What needs to be done:
Present the following entries again, word for word and in full.

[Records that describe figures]
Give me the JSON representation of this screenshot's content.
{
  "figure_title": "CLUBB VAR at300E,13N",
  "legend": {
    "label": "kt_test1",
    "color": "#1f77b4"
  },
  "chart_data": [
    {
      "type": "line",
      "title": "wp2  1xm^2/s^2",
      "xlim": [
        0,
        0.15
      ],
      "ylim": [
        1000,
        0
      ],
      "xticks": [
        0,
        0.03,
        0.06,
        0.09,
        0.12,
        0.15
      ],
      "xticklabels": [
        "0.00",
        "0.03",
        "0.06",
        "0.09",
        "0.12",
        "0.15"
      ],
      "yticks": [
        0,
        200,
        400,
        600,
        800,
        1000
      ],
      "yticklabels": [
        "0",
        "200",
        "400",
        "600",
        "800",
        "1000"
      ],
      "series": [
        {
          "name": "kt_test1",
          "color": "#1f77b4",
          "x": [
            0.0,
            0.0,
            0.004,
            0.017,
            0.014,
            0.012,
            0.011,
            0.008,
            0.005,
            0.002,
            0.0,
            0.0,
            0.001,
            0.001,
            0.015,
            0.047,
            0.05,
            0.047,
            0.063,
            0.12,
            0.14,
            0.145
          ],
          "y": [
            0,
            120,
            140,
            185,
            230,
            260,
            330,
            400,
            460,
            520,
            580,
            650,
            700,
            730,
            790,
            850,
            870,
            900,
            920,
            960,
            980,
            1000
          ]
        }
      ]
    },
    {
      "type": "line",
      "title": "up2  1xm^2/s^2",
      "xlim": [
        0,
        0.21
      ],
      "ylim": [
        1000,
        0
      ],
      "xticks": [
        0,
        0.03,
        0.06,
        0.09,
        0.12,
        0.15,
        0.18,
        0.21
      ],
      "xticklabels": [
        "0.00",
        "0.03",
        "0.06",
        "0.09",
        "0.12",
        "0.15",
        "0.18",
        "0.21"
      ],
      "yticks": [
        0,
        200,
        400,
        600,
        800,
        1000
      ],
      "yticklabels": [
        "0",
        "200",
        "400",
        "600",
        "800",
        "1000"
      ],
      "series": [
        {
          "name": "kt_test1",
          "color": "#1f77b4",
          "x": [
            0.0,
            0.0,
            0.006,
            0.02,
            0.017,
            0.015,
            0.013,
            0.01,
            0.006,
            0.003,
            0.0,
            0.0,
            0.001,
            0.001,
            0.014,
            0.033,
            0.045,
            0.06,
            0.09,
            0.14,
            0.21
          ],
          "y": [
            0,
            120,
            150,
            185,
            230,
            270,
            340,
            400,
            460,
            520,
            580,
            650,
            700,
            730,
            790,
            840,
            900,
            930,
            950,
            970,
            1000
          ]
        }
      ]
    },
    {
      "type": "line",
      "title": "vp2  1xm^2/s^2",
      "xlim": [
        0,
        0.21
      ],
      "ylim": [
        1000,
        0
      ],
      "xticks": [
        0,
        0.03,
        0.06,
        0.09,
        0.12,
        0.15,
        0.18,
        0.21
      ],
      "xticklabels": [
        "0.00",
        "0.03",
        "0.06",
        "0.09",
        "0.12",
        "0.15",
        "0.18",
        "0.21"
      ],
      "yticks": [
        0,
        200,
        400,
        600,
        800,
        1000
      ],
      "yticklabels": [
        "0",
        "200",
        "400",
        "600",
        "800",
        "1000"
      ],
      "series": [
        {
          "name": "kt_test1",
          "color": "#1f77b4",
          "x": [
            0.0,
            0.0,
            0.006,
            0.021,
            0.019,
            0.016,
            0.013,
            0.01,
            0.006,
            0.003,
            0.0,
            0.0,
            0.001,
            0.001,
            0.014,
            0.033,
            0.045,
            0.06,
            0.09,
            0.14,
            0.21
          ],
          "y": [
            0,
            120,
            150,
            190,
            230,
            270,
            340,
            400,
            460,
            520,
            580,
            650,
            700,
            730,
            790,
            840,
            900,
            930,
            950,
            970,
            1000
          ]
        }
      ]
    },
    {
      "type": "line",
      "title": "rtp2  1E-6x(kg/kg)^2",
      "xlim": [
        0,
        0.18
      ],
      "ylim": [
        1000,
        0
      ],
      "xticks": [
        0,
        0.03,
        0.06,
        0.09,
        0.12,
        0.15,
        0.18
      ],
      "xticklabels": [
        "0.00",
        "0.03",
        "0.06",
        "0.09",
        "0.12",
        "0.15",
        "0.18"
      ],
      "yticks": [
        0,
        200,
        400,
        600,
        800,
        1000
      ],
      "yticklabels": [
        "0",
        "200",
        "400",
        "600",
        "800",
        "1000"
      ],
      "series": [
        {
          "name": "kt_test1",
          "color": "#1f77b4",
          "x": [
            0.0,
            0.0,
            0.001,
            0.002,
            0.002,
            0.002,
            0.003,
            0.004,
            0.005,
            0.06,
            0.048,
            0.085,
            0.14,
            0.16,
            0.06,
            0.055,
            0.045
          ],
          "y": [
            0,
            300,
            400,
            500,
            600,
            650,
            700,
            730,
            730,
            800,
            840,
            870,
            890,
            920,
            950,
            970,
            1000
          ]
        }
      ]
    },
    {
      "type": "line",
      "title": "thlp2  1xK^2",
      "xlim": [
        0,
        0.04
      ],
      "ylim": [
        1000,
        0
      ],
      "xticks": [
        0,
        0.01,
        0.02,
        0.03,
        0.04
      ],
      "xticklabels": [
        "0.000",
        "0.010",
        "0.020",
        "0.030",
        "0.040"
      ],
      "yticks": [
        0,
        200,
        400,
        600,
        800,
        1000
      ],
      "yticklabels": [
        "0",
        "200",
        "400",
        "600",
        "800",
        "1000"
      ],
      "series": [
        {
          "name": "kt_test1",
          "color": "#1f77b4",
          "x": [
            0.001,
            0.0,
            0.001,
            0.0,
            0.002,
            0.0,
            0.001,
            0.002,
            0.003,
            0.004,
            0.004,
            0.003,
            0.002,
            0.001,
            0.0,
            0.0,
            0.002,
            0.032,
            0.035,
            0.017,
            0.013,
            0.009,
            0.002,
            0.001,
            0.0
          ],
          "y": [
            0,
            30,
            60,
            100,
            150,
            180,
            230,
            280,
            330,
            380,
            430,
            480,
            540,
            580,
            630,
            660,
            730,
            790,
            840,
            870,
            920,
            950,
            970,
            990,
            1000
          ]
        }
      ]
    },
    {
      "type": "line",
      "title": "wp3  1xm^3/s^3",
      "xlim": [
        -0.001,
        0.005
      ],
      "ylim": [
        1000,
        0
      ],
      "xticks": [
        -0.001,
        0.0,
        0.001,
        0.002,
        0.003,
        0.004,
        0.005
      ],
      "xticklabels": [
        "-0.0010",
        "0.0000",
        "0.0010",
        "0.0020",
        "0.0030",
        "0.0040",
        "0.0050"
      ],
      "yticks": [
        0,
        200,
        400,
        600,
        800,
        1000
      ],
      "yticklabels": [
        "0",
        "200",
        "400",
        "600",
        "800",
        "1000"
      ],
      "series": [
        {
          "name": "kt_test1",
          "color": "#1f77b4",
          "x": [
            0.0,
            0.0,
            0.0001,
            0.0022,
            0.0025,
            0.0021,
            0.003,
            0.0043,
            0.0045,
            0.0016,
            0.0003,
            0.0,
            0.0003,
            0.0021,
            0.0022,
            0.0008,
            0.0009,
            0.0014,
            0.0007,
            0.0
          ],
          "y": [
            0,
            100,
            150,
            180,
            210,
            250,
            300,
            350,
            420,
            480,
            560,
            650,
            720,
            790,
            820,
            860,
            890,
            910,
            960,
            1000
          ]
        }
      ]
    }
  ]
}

The result:
Give me the JSON representation of this screenshot's content.
{
  "figure_title": "CLUBB VAR at300E,13N",
  "legend": {
    "label": "kt_test1",
    "color": "#1f77b4"
  },
  "chart_data": [
    {
      "type": "line",
      "title": "wp2  1xm^2/s^2",
      "xlim": [
        0,
        0.15
      ],
      "ylim": [
        1000,
        0
      ],
      "xticks": [
        0,
        0.03,
        0.06,
        0.09,
        0.12,
        0.15
      ],
      "xticklabels": [
        "0.00",
        "0.03",
        "0.06",
        "0.09",
        "0.12",
        "0.15"
      ],
      "yticks": [
        0,
        200,
        400,
        600,
        800,
        1000
      ],
      "yticklabels": [
        "0",
        "200",
        "400",
        "600",
        "800",
        "1000"
      ],
      "series": [
        {
          "name": "kt_test1",
          "color": "#1f77b4",
          "x": [
            0.0,
            0.0,
            0.004,
            0.017,
            0.014,
            0.012,
            0.011,
            0.008,
            0.005,
            0.002,
            0.0,
            0.0,
            0.001,
            0.001,
            0.015,
            0.047,
            0.05,
            0.047,
            0.063,
            0.12,
            0.14,
            0.145
          ],
          "y": [
            0,
            120,
            140,
            185,
            230,
            260,
            330,
            400,
            460,
            520,
            580,
            650,
            700,
            730,
            790,
            850,
            870,
            900,
            920,
            960,
            980,
            1000
          ]
        }
      ]
    },
    {
      "type": "line",
      "title": "up2  1xm^2/s^2",
      "xlim": [
        0,
        0.21
      ],
      "ylim": [
        1000,
        0
      ],
      "xticks": [
        0,
        0.03,
        0.06,
        0.09,
        0.12,
        0.15,
        0.18,
        0.21
      ],
      "xticklabels": [
        "0.00",
        "0.03",
        "0.06",
        "0.09",
        "0.12",
        "0.15",
        "0.18",
        "0.21"
      ],
      "yticks": [
        0,
        200,
        400,
        600,
        800,
        1000
      ],
      "yticklabels": [
        "0",
        "200",
        "400",
        "600",
        "800",
        "1000"
      ],
      "series": [
        {
          "name": "kt_test1",
          "color": "#1f77b4",
          "x": [
            0.0,
            0.0,
            0.006,
            0.02,
            0.017,
            0.015,
            0.013,
            0.01,
            0.006,
            0.003,
            0.0,
            0.0,
            0.001,
            0.001,
            0.014,
            0.033,
            0.045,
            0.06,
            0.09,
            0.14,
            0.21
          ],
          "y": [
            0,
            120,
            150,
            185,
            230,
            270,
            340,
            400,
            460,
            520,
            580,
            650,
            700,
            730,
            790,
            840,
            900,
            930,
            950,
            970,
            1000
          ]
        }
      ]
    },
    {
      "type": "line",
      "title": "vp2  1xm^2/s^2",
      "xlim": [
        0,
        0.21
      ],
      "ylim": [
        1000,
        0
      ],
      "xticks": [
        0,
        0.03,
        0.06,
        0.09,
        0.12,
        0.15,
        0.18,
        0.21
      ],
      "xticklabels": [
        "0.00",
        "0.03",
        "0.06",
        "0.09",
        "0.12",
        "0.15",
        "0.18",
        "0.21"
      ],
      "yticks": [
        0,
        200,
        400,
        600,
        800,
        1000
      ],
      "yticklabels": [
        "0",
        "200",
        "400",
        "600",
        "800",
        "1000"
      ],
      "series": [
        {
          "name": "kt_test1",
          "color": "#1f77b4",
          "x": [
            0.0,
            0.0,
            0.006,
            0.021,
            0.019,
            0.016,
            0.013,
            0.01,
            0.006,
            0.003,
            0.0,
            0.0,
            0.001,
            0.001,
            0.014,
            0.033,
            0.045,
            0.06,
            0.09,
            0.14,
            0.21
          ],
          "y": [
            0,
            120,
            150,
            190,
            230,
            270,
            340,
            400,
            460,
            520,
            580,
            650,
            700,
            730,
            790,
            840,
            900,
            930,
            950,
            970,
            1000
          ]
        }
      ]
    },
    {
      "type": "line",
      "title": "rtp2  1E-6x(kg/kg)^2",
      "xlim": [
        0,
        0.18
      ],
      "ylim": [
        1000,
        0
      ],
      "xticks": [
        0,
        0.03,
        0.06,
        0.09,
        0.12,
        0.15,
        0.18
      ],
      "xticklabels": [
        "0.00",
        "0.03",
        "0.06",
        "0.09",
        "0.12",
        "0.15",
        "0.18"
      ],
      "yticks": [
        0,
        200,
        400,
        600,
        800,
        1000
      ],
      "yticklabels": [
        "0",
        "200",
        "400",
        "600",
        "800",
        "1000"
      ],
      "series": [
        {
          "name": "kt_test1",
          "color": "#1f77b4",
          "x": [
            0.0,
            0.0,
            0.001,
            0.002,
            0.002,
            0.002,
            0.003,
            0.004,
            0.005,
            0.06,
            0.048,
            0.085,
            0.14,
            0.16,
            0.06,
            0.055,
            0.045
          ],
          "y": [
            0,
            300,
            400,
            500,
            600,
            650,
            700,
            730,
            730,
            800,
            840,
            870,
            890,
            920,
            950,
            970,
            1000
          ]
        }
      ]
    },
    {
      "type": "line",
      "title": "thlp2  1xK^2",
      "xlim": [
        0,
        0.04
      ],
      "ylim": [
        1000,
        0
      ],
      "xticks": [
        0,
        0.01,
        0.02,
        0.03,
        0.04
      ],
      "xticklabels": [
        "0.000",
        "0.010",
        "0.020",
        "0.030",
        "0.040"
      ],
      "yticks": [
        0,
        200,
        400,
        600,
        800,
        1000
      ],
      "yticklabels": [
        "0",
        "200",
        "400",
        "600",
        "800",
        "1000"
      ],
      "series": [
        {
          "name": "kt_test1",
          "color": "#1f77b4",
          "x": [
            0.001,
            0.0,
            0.001,
            0.0,
            0.002,
            0.0,
            0.001,
            0.002,
            0.003,
            0.004,
            0.004,
            0.003,
            0.002,
            0.001,
            0.0,
            0.0,
            0.002,
            0.032,
            0.035,
            0.017,
            0.013,
            0.009,
            0.002,
            0.001,
            0.0
          ],
          "y": [
            0,
            30,
            60,
            100,
            150,
            180,
            230,
            280,
            330,
            380,
            430,
            480,
            540,
            580,
            630,
            660,
            730,
            790,
            840,
            870,
            920,
            950,
            970,
            990,
            1000
          ]
        }
      ]
    },
    {
      "type": "line",
      "title": "wp3  1xm^3/s^3",
      "xlim": [
        -0.001,
        0.005
      ],
      "ylim": [
        1000,
        0
      ],
      "xticks": [
        -0.001,
        0.0,
        0.001,
        0.002,
        0.003,
        0.004,
        0.005
      ],
      "xticklabels": [
        "-0.0010",
        "0.0000",
        "0.0010",
        "0.0020",
        "0.0030",
        "0.0040",
        "0.0050"
      ],
      "yticks": [
        0,
        200,
        400,
        600,
        800,
        1000
      ],
      "yticklabels": [
        "0",
        "200",
        "400",
        "600",
        "800",
        "1000"
      ],
      "series": [
        {
          "name": "kt_test1",
          "color": "#1f77b4",
          "x": [
            0.0,
            0.0,
            0.0001,
            0.0022,
            0.0025,
            0.0021,
            0.003,
            0.0043,
            0.0045,
            0.0016,
            0.0003,
            0.0,
            0.0003,
            0.0021,
            0.0022,
            0.0008,
            0.0009,
            0.0014,
            0.0007,
            0.0
          ],
          "y": [
            0,
            100,
            150,
            180,
            210,
            250,
            300,
            350,
            420,
            480,
            560,
            650,
            720,
            790,
            820,
            860,
            890,
            910,
            960,
            1000
          ]
        }
      ]
    }
  ]
}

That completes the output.